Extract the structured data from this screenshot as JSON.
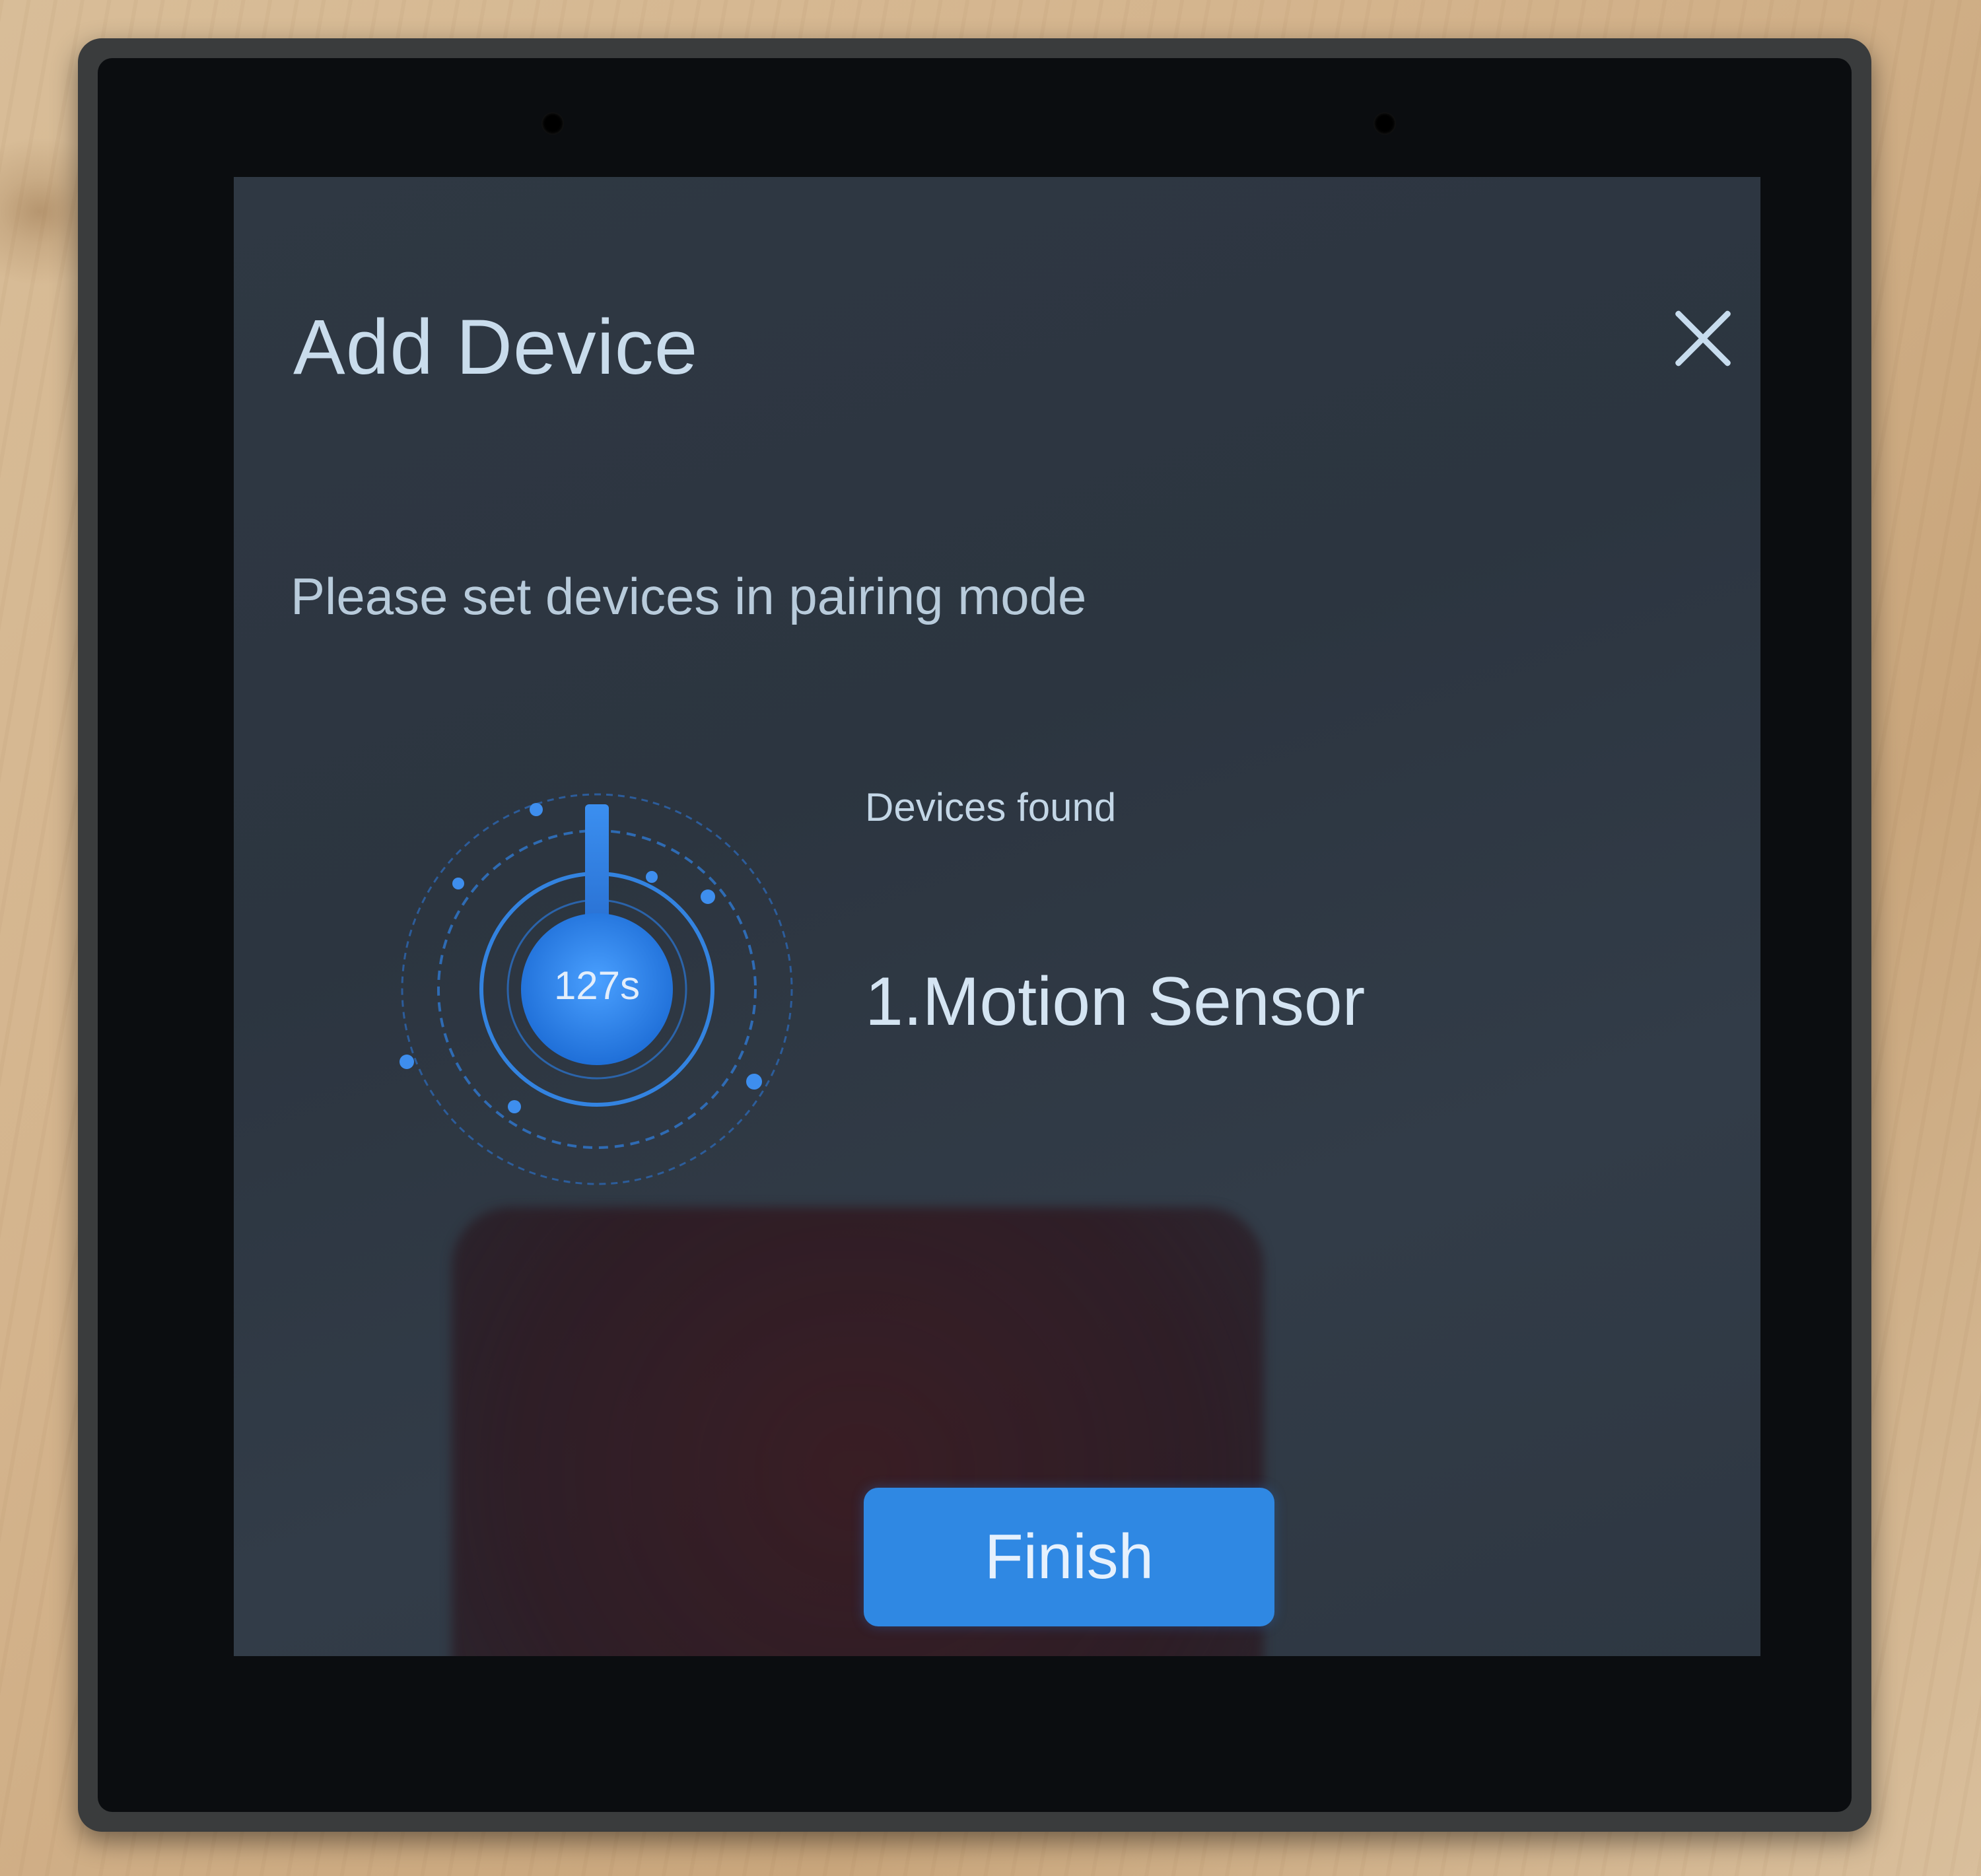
{
  "dialog": {
    "title": "Add Device",
    "close_icon": "close-icon",
    "instruction": "Please set devices in pairing mode"
  },
  "scan": {
    "countdown": "127s",
    "found_label": "Devices found",
    "devices": [
      "1.Motion Sensor"
    ],
    "accent_color": "#2f88e3"
  },
  "actions": {
    "finish_label": "Finish"
  }
}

++++++++++++++++++++

Repeat the listing in full and exactly. Do not include any images.

[ANSWER BELOW]
Extract the structured data from this screenshot as JSON.
{
  "dialog": {
    "title": "Add Device",
    "close_icon": "close-icon",
    "instruction": "Please set devices in pairing mode"
  },
  "scan": {
    "countdown": "127s",
    "found_label": "Devices found",
    "devices": [
      "1.Motion Sensor"
    ],
    "accent_color": "#2f88e3"
  },
  "actions": {
    "finish_label": "Finish"
  }
}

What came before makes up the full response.